(Data entries)
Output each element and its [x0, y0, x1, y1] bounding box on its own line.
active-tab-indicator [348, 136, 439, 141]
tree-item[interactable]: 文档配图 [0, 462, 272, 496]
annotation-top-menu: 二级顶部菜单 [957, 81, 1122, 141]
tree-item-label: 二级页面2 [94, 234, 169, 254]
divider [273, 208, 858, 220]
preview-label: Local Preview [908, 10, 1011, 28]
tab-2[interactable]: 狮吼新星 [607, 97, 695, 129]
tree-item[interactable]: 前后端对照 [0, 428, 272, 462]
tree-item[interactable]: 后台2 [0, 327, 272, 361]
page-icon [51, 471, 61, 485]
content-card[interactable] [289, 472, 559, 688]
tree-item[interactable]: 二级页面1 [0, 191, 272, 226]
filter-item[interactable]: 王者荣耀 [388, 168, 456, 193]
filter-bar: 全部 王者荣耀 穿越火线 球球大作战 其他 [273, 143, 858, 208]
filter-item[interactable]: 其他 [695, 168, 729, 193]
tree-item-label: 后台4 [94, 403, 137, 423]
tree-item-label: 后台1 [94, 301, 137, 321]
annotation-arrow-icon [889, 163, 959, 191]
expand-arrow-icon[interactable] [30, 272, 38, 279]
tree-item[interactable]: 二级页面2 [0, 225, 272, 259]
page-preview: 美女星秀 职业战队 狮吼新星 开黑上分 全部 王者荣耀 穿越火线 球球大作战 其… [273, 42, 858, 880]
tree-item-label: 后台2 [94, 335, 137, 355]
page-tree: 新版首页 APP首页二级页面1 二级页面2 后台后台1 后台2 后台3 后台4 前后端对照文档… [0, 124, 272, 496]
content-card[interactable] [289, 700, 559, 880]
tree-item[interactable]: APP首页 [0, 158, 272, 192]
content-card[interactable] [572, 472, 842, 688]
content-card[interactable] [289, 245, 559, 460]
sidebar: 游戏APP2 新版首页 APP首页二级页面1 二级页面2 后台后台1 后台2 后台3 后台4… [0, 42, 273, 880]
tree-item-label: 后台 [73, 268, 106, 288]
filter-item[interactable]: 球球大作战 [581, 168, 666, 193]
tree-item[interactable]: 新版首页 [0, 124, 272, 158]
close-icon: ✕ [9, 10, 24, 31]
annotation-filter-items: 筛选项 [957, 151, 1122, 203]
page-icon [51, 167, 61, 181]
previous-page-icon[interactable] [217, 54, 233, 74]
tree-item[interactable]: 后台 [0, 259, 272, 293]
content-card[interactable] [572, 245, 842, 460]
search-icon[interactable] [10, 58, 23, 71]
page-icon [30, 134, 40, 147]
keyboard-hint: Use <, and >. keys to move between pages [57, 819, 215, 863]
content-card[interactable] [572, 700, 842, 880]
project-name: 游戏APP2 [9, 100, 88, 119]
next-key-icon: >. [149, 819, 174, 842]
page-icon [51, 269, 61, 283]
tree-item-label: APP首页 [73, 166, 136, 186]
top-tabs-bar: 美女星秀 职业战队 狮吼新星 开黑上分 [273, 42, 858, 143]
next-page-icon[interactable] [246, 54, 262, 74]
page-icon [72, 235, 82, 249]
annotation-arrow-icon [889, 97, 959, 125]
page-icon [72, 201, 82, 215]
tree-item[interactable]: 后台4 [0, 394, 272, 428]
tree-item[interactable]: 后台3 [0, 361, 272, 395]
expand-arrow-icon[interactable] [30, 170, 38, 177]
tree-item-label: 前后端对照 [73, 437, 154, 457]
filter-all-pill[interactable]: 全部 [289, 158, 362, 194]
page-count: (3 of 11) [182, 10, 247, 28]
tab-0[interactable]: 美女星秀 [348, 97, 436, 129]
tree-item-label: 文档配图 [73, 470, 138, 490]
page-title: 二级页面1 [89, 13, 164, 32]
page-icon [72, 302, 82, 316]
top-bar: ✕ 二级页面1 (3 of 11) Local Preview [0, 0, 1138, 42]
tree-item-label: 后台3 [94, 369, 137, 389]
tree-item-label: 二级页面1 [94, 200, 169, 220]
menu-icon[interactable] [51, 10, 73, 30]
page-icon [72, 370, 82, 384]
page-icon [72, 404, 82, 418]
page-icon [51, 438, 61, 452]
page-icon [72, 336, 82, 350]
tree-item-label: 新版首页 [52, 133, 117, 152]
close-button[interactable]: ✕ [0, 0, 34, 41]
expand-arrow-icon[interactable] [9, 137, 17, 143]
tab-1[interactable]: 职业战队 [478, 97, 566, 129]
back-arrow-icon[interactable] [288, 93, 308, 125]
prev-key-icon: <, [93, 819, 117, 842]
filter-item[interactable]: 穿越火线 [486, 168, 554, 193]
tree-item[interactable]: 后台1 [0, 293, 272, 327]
---
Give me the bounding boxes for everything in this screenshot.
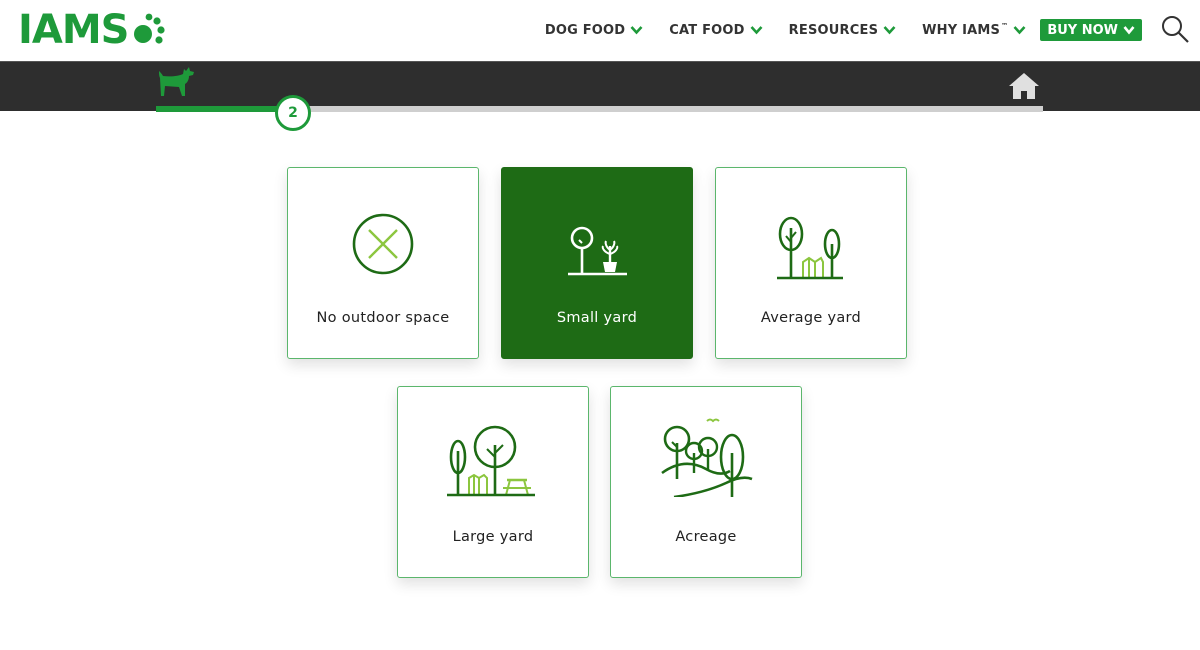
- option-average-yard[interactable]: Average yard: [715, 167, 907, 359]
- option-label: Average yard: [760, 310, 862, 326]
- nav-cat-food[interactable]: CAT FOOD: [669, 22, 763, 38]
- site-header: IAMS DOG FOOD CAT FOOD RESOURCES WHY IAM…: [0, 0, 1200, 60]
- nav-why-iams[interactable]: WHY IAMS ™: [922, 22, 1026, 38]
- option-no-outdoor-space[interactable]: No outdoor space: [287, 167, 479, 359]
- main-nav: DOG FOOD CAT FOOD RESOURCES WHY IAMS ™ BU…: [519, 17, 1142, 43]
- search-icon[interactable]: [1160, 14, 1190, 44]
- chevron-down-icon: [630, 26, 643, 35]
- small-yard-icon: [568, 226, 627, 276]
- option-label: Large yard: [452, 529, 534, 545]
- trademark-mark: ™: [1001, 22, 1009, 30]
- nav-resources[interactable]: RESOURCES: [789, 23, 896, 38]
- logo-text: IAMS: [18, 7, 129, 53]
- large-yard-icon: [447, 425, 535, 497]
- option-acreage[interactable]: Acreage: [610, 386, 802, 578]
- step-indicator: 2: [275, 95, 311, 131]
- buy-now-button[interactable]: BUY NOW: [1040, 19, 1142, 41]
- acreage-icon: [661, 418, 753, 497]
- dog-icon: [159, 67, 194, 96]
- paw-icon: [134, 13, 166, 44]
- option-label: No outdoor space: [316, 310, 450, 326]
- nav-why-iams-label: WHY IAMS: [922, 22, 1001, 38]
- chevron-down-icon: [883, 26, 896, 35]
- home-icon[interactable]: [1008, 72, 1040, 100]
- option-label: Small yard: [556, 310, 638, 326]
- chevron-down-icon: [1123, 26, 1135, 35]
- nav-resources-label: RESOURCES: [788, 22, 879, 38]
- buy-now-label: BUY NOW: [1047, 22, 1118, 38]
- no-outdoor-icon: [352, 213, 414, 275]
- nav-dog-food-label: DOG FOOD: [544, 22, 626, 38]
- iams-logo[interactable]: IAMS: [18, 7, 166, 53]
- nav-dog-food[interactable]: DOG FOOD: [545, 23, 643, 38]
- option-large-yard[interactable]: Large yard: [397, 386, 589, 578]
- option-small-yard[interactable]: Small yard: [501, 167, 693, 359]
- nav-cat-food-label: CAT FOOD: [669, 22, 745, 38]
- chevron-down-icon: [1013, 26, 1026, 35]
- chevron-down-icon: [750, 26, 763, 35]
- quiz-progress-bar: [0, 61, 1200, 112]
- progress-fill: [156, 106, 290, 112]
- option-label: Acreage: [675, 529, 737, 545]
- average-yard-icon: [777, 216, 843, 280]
---
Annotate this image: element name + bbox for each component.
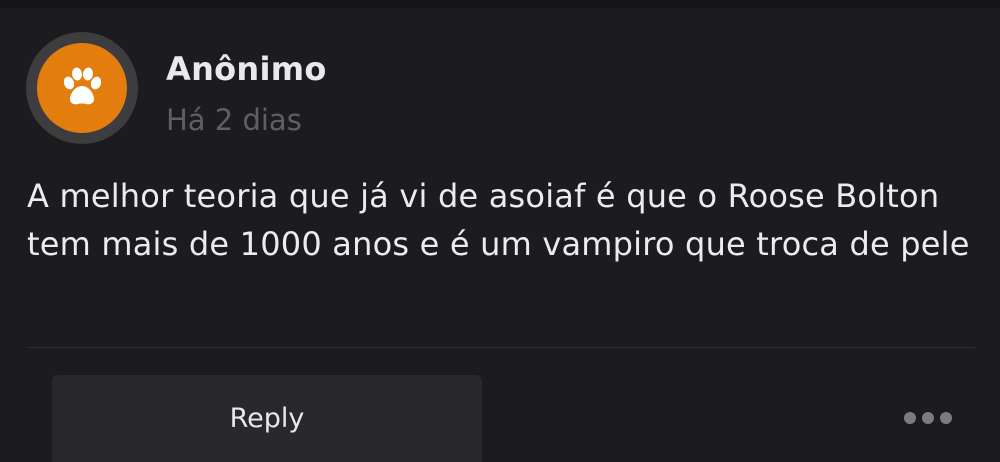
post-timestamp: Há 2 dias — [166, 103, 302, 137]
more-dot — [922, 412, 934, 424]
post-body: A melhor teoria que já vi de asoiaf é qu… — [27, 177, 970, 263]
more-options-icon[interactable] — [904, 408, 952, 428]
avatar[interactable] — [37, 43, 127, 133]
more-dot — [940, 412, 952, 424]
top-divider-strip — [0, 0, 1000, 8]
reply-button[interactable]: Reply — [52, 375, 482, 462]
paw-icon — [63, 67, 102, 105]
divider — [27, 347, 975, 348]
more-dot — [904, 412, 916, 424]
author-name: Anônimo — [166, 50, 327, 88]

Task prompt |
Count the rows above that contain the string "Local", matching case exactly, and give only the number.

Solution for this problem |
2